**Data records:**
________

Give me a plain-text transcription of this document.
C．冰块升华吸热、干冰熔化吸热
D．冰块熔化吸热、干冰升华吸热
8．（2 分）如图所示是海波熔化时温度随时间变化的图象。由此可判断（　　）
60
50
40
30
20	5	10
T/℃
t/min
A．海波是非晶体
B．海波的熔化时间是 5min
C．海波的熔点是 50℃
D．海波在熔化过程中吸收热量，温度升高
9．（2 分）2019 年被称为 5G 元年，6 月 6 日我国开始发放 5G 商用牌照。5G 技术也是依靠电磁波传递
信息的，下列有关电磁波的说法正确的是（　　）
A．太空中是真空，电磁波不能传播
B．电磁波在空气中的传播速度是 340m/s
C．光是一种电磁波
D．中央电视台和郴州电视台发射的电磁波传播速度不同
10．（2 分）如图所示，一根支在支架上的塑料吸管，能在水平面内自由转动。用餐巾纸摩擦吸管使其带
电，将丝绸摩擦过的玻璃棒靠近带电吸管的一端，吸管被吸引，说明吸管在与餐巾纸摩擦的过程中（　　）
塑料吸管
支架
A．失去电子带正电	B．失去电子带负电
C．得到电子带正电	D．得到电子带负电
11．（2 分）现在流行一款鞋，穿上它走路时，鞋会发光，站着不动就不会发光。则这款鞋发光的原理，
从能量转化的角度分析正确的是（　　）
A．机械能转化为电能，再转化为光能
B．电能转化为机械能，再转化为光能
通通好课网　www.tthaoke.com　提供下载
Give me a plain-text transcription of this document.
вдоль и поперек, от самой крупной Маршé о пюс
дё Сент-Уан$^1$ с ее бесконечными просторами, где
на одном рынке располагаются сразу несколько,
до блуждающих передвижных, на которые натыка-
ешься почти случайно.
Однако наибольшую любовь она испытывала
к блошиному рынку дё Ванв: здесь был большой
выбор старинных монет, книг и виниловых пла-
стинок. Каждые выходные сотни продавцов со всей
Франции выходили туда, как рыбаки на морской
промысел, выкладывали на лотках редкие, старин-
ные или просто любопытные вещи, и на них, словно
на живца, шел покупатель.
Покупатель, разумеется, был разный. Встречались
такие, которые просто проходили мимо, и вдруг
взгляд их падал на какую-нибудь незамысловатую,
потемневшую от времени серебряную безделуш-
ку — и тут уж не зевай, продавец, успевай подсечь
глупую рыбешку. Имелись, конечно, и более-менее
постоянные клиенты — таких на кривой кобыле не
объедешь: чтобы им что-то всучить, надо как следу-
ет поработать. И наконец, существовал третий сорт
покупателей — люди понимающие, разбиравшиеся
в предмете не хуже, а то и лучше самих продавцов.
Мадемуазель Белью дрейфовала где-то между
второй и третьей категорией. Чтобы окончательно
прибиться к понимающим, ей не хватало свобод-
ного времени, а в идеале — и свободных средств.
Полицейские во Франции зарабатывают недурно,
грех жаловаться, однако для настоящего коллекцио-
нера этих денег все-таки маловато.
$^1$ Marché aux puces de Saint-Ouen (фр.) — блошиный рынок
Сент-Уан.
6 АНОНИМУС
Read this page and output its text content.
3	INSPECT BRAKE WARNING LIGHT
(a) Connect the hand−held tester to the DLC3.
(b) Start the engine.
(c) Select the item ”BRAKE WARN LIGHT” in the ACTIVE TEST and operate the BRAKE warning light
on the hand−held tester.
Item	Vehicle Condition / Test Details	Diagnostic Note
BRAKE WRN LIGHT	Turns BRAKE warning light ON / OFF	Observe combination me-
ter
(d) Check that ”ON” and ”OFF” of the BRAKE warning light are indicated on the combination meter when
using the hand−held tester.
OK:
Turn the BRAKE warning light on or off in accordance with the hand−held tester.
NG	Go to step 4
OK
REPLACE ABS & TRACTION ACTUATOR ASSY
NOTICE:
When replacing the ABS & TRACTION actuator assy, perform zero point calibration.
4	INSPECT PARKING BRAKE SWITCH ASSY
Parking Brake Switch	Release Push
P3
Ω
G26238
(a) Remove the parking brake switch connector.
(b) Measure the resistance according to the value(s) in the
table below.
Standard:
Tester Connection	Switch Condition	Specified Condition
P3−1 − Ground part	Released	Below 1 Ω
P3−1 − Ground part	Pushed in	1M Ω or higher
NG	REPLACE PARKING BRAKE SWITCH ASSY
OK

________

**What is expected:**
From the "Read this page and output its text content." line to the close of the listing, restate each line word for word.

**Result below:**
Read this page and output its text content.
3	INSPECT BRAKE WARNING LIGHT
(a) Connect the hand−held tester to the DLC3.
(b) Start the engine.
(c) Select the item ”BRAKE WARN LIGHT” in the ACTIVE TEST and operate the BRAKE warning light
on the hand−held tester.
Item	Vehicle Condition / Test Details	Diagnostic Note
BRAKE WRN LIGHT	Turns BRAKE warning light ON / OFF	Observe combination me-
ter
(d) Check that ”ON” and ”OFF” of the BRAKE warning light are indicated on the combination meter when
using the hand−held tester.
OK:
Turn the BRAKE warning light on or off in accordance with the hand−held tester.
NG	Go to step 4
OK
REPLACE ABS & TRACTION ACTUATOR ASSY
NOTICE:
When replacing the ABS & TRACTION actuator assy, perform zero point calibration.
4	INSPECT PARKING BRAKE SWITCH ASSY
Parking Brake Switch	Release Push
P3
Ω
G26238
(a) Remove the parking brake switch connector.
(b) Measure the resistance according to the value(s) in the
table below.
Standard:
Tester Connection	Switch Condition	Specified Condition
P3−1 − Ground part	Released	Below 1 Ω
P3−1 − Ground part	Pushed in	1M Ω or higher
NG	REPLACE PARKING BRAKE SWITCH ASSY
OK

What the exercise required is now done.